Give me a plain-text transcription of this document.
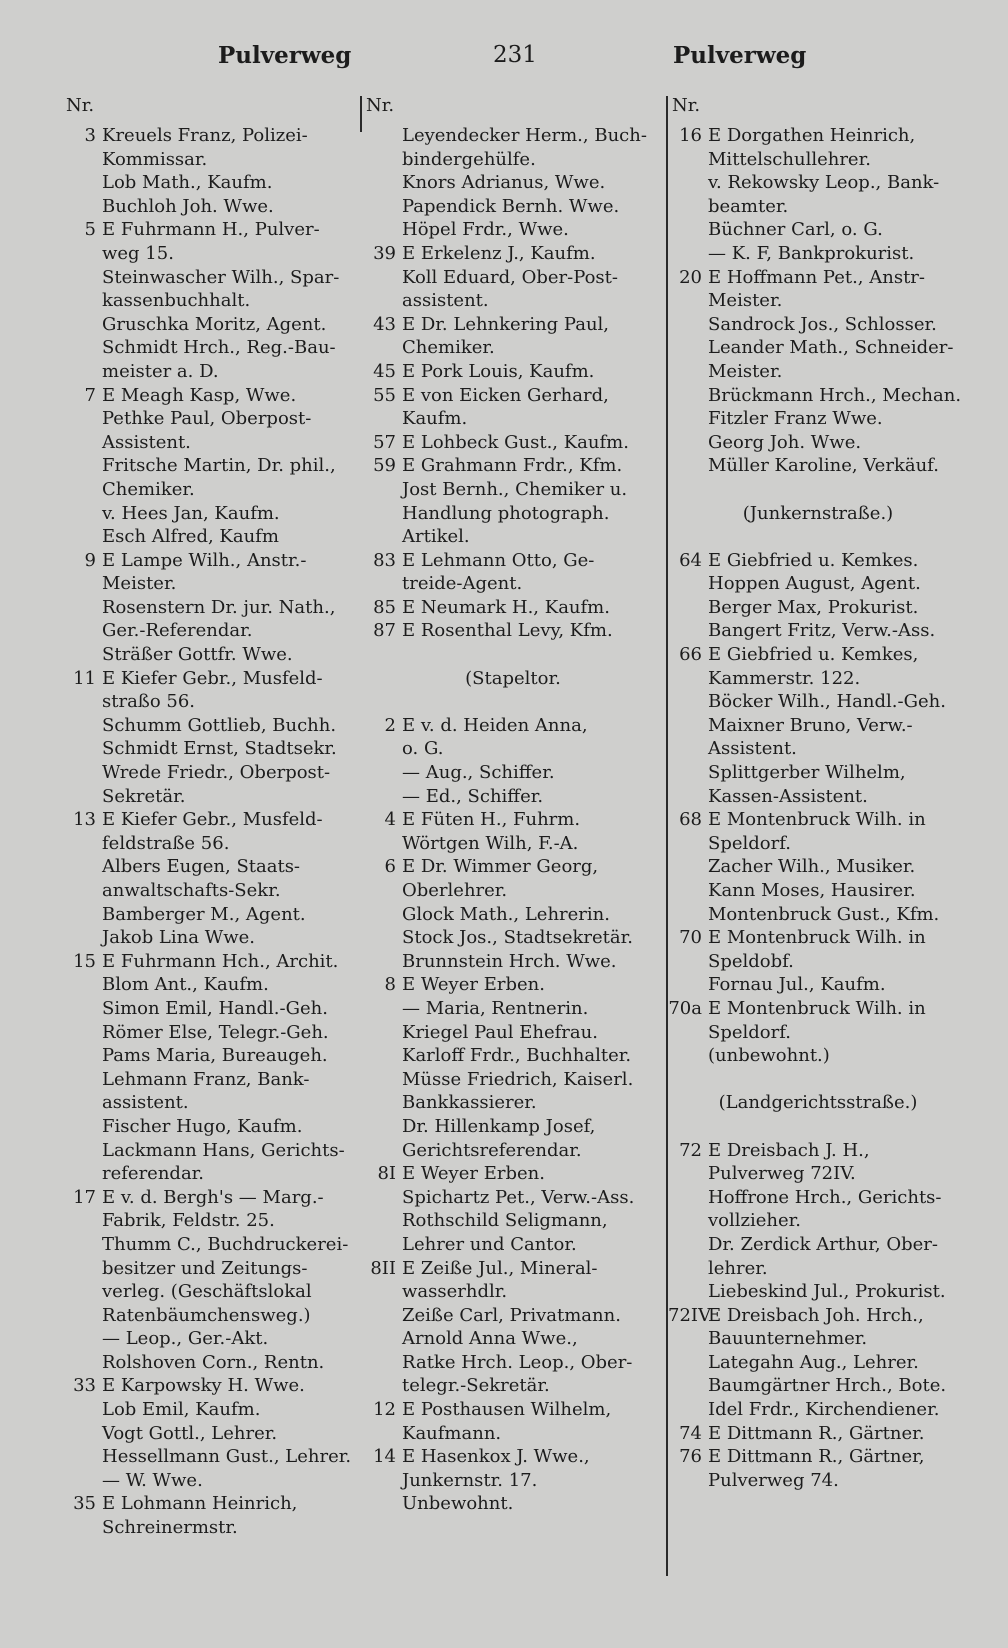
Pulverweg	231	Pulverweg
Nr.
3 Kreuels Franz, Polizei-
Kommissar.
Lob Math., Kaufm.
Buchloh Joh. Wwe.
5 E Fuhrmann H., Pulver-
weg 15.
Steinwascher Wilh., Spar-
kassenbuchhalt.
Gruschka Moritz, Agent.
Schmidt Hrch., Reg.-Bau-
meister a. D.
7 E Meagh Kasp, Wwe.
Pethke Paul, Oberpost-
Assistent.
Fritsche Martin, Dr. phil.,
Chemiker.
v. Hees Jan, Kaufm.
Esch Alfred, Kaufm
9 E Lampe Wilh., Anstr.-
Meister.
Rosenstern Dr. jur. Nath.,
Ger.-Referendar.
Sträßer Gottfr. Wwe.
11 E Kiefer Gebr., Musfeld-
straßo 56.
Schumm Gottlieb, Buchh.
Schmidt Ernst, Stadtsekr.
Wrede Friedr., Oberpost-
Sekretär.
13 E Kiefer Gebr., Musfeld-
feldstraße 56.
Albers Eugen, Staats-
anwaltschafts-Sekr.
Bamberger M., Agent.
Jakob Lina Wwe.
15 E Fuhrmann Hch., Archit.
Blom Ant., Kaufm.
Simon Emil, Handl.-Geh.
Römer Else, Telegr.-Geh.
Pams Maria, Bureaugeh.
Lehmann Franz, Bank-
assistent.
Fischer Hugo, Kaufm.
Lackmann Hans, Gerichts-
referendar.
17 E v. d. Bergh's — Marg.-
Fabrik, Feldstr. 25.
Thumm C., Buchdruckerei-
besitzer und Zeitungs-
verleg. (Geschäftslokal
Ratenbäumchensweg.)
— Leop., Ger.-Akt.
Rolshoven Corn., Rentn.
33 E Karpowsky H. Wwe.
Lob Emil, Kaufm.
Vogt Gottl., Lehrer.
Hessellmann Gust., Lehrer.
— W. Wwe.
35 E Lohmann Heinrich,
Schreinermstr.
Nr.
Leyendecker Herm., Buch-
bindergehülfe.
Knors Adrianus, Wwe.
Papendick Bernh. Wwe.
Höpel Frdr., Wwe.
39 E Erkelenz J., Kaufm.
Koll Eduard, Ober-Post-
assistent.
43 E Dr. Lehnkering Paul,
Chemiker.
45 E Pork Louis, Kaufm.
55 E von Eicken Gerhard,
Kaufm.
57 E Lohbeck Gust., Kaufm.
59 E Grahmann Frdr., Kfm.
Jost Bernh., Chemiker u.
Handlung photograph.
Artikel.
83 E Lehmann Otto, Ge-
treide-Agent.
85 E Neumark H., Kaufm.
87 E Rosenthal Levy, Kfm.
(Stapeltor.
2 E v. d. Heiden Anna,
o. G.
— Aug., Schiffer.
— Ed., Schiffer.
4 E Füten H., Fuhrm.
Wörtgen Wilh, F.-A.
6 E Dr. Wimmer Georg,
Oberlehrer.
Glock Math., Lehrerin.
Stock Jos., Stadtsekretär.
Brunnstein Hrch. Wwe.
8 E Weyer Erben.
— Maria, Rentnerin.
Kriegel Paul Ehefrau.
Karloff Frdr., Buchhalter.
Müsse Friedrich, Kaiserl.
Bankkassierer.
Dr. Hillenkamp Josef,
Gerichtsreferendar.
8I E Weyer Erben.
Spichartz Pet., Verw.-Ass.
Rothschild Seligmann,
Lehrer und Cantor.
8II E Zeiße Jul., Mineral-
wasserhdlr.
Zeiße Carl, Privatmann.
Arnold Anna Wwe.,
Ratke Hrch. Leop., Ober-
telegr.-Sekretär.
12 E Posthausen Wilhelm,
Kaufmann.
14 E Hasenkox J. Wwe.,
Junkernstr. 17.
Unbewohnt.
Nr.
16 E Dorgathen Heinrich,
Mittelschullehrer.
v. Rekowsky Leop., Bank-
beamter.
Büchner Carl, o. G.
— K. F, Bankprokurist.
20 E Hoffmann Pet., Anstr-
Meister.
Sandrock Jos., Schlosser.
Leander Math., Schneider-
Meister.
Brückmann Hrch., Mechan.
Fitzler Franz Wwe.
Georg Joh. Wwe.
Müller Karoline, Verkäuf.
(Junkernstraße.)
64 E Giebfried u. Kemkes.
Hoppen August, Agent.
Berger Max, Prokurist.
Bangert Fritz, Verw.-Ass.
66 E Giebfried u. Kemkes,
Kammerstr. 122.
Böcker Wilh., Handl.-Geh.
Maixner Bruno, Verw.-
Assistent.
Splittgerber Wilhelm,
Kassen-Assistent.
68 E Montenbruck Wilh. in
Speldorf.
Zacher Wilh., Musiker.
Kann Moses, Hausirer.
Montenbruck Gust., Kfm.
70 E Montenbruck Wilh. in
Speldobf.
Fornau Jul., Kaufm.
70a E Montenbruck Wilh. in
Speldorf.
(unbewohnt.)
(Landgerichtsstraße.)
72 E Dreisbach J. H.,
Pulverweg 72IV.
Hoffrone Hrch., Gerichts-
vollzieher.
Dr. Zerdick Arthur, Ober-
lehrer.
Liebeskind Jul., Prokurist.
72IVE Dreisbach Joh. Hrch.,
Bauunternehmer.
Lategahn Aug., Lehrer.
Baumgärtner Hrch., Bote.
Idel Frdr., Kirchendiener.
74 E Dittmann R., Gärtner.
76 E Dittmann R., Gärtner,
Pulverweg 74.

--- --- ---

**Exercise prompt**
From the data above, show each line that contains "Carl".

**Final result**
Zeiße Carl, Privatmann.
Büchner Carl, o. G.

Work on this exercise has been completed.